- _Provided text_:
■ ■ ■

The slow journey towards recognition of Aboriginal people in the white fella rule book

By Monique Hurley
Rusty Stewart/flickr

Earlier this year, the first Aboriginal woman elected to federal Parliament, Senator Nova Peris, called on “white fellas” to support the movement to recognise Aboriginal and Torres Strait Islander peoples in the “white fella rule book” without having to “beg” for it.

In principle, constitutional recognition of Aboriginal and Torres Strait Islander peoples has bipartisan support from both the Liberal Party and Australian Labor Party. The Australian Human Rights Commission has reported that the recognition of Aboriginal and Torres Strait Islander peoples in the constitution has the potential to address a history of exclusion and change the context in which debates about the challenges faced by Aboriginal and Torres Strait Islander communities take place.

A change to the wording of the constitution could bring about a change in political discourse and public perception of Aboriginal and Torres Strait Islander peoples. This has the potential to usher in a new era for the broader reconciliation process and create an opportunity to tackle systemic disadvantage from a new perspective. This is important because, as former High Court Justice Michael Kirby has said, “constitutional words are important; but they are not enough. A new attitude of mind and heart is necessary”.

Slow going

The journey towards constitutional recognition has been slow. An Expert Panel proposed amendments to then Prime Minister Julia Gillard in January 2012. In November 2012, the Parliament agreed that a joint select committee should be appointed and, in December 2013, the Joint Select Committee on Constitutional Recognition of Aboriginal and Torres Strait Islander Peoples was finally established.  The Joint Select Committee released its Interim Report on 15 July 2014 and a Progress Report on 27 October 2014. The Progress Report recommended, among other things, that the referendum should take place at or shortly after the next federal election in 2016.

In March earlier this year, the government announced a review into public support for constitutional recognition of Aboriginal and Torres Strait Islander peoples. The work of the Recognition Review Panel ran in parallel to the work of the Joint Select Committee and it tabled its Final Report on 19 September 2014.

The Recognition Review Panel’s Final Report highlighted that current levels of awareness and support have not yet reached the point where a referendum would be successful. While this is a disappointing outcome, the Recognition Review Panel were confident that the required level of awareness could be reached if the government finalised an increased public awareness strategy and also finalised the timing of the referendum (which should be, according to the Recognition Review Panel, no later than the first half of 2017).

Despite Prime Minister Tony Abbott’s promise in his “First 100 Days Of Government” report to have the draft wording of any constitutional reform finalised by “late 2014”, this deadline will not be met. Comments made by Prime Minister Abbott in September earlier this year indicate that it is a 2017 referendum date that the government is working towards, because it would be “difficult to run a bipartisan referendum campaign in conjunction with a highly partisan election campaign” in 2016.

The wording

Any change to the constitution requires a referendum, which must pass in a majority of states as well as having an overall majority. This is a notoriously difficult hurdle to jump, with only 8 out of the 44 referendums held since 1901 being successful.

■ ■ ■

- _Given information_:
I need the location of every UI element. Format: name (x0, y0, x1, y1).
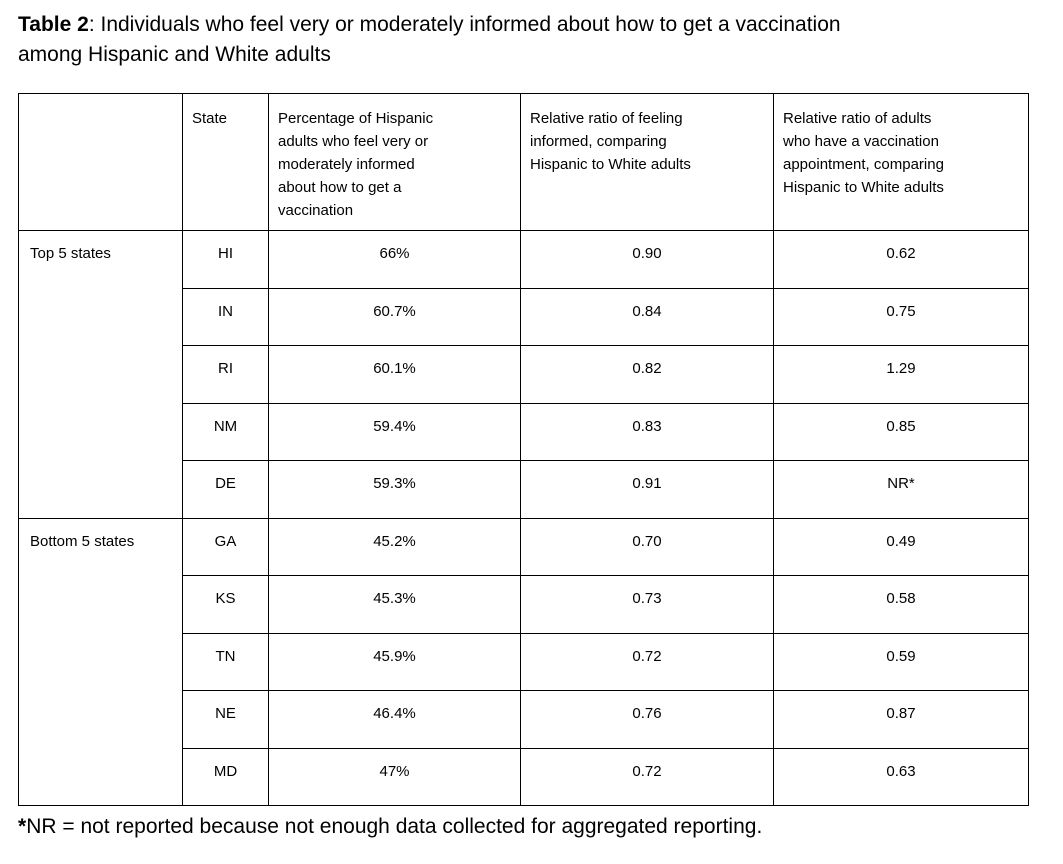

■ ■ ■

In the article on constitutional recognition of Aboriginal and Torres Strait Islander peoples, how many of the referendums held since 1901 are said to have succeeded?

- _Written solution_: Only 8 of the 44 referendums held since 1901 have been successful.